> _Given task_
Reproduce the listing below without any change.

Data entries

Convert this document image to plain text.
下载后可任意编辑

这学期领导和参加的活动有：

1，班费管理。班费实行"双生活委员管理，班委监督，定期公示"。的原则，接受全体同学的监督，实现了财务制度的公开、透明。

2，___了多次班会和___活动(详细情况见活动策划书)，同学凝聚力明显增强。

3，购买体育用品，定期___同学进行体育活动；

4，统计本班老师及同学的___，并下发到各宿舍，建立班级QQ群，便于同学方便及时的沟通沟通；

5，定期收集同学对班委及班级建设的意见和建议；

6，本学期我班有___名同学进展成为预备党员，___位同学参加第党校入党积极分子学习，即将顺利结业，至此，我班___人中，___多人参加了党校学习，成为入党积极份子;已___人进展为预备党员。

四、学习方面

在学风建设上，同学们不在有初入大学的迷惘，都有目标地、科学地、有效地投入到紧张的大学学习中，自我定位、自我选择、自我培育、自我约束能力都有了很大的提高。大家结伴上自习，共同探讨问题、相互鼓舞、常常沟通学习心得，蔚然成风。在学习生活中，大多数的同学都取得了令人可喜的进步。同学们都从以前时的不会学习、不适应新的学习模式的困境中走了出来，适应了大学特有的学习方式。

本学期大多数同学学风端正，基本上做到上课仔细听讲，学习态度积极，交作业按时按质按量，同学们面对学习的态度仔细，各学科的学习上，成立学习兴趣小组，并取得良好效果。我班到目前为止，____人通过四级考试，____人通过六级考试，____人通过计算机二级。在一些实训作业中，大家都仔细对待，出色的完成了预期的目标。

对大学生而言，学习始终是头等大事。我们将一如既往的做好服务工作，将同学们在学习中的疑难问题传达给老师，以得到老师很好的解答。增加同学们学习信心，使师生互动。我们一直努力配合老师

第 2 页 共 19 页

> _Answer for this exercise_
Convert this document image to plain text.
下载后可任意编辑

这学期领导和参加的活动有：

1，班费管理。班费实行"双生活委员管理，班委监督，定期公示"。的原则，接受全体同学的监督，实现了财务制度的公开、透明。

2，___了多次班会和___活动(详细情况见活动策划书)，同学凝聚力明显增强。

3，购买体育用品，定期___同学进行体育活动；

4，统计本班老师及同学的___，并下发到各宿舍，建立班级QQ群，便于同学方便及时的沟通沟通；

5，定期收集同学对班委及班级建设的意见和建议；

6，本学期我班有___名同学进展成为预备党员，___位同学参加第党校入党积极分子学习，即将顺利结业，至此，我班___人中，___多人参加了党校学习，成为入党积极份子;已___人进展为预备党员。

四、学习方面

在学风建设上，同学们不在有初入大学的迷惘，都有目标地、科学地、有效地投入到紧张的大学学习中，自我定位、自我选择、自我培育、自我约束能力都有了很大的提高。大家结伴上自习，共同探讨问题、相互鼓舞、常常沟通学习心得，蔚然成风。在学习生活中，大多数的同学都取得了令人可喜的进步。同学们都从以前时的不会学习、不适应新的学习模式的困境中走了出来，适应了大学特有的学习方式。

本学期大多数同学学风端正，基本上做到上课仔细听讲，学习态度积极，交作业按时按质按量，同学们面对学习的态度仔细，各学科的学习上，成立学习兴趣小组，并取得良好效果。我班到目前为止，____人通过四级考试，____人通过六级考试，____人通过计算机二级。在一些实训作业中，大家都仔细对待，出色的完成了预期的目标。

对大学生而言，学习始终是头等大事。我们将一如既往的做好服务工作，将同学们在学习中的疑难问题传达给老师，以得到老师很好的解答。增加同学们学习信心，使师生互动。我们一直努力配合老师

第 2 页 共 19 页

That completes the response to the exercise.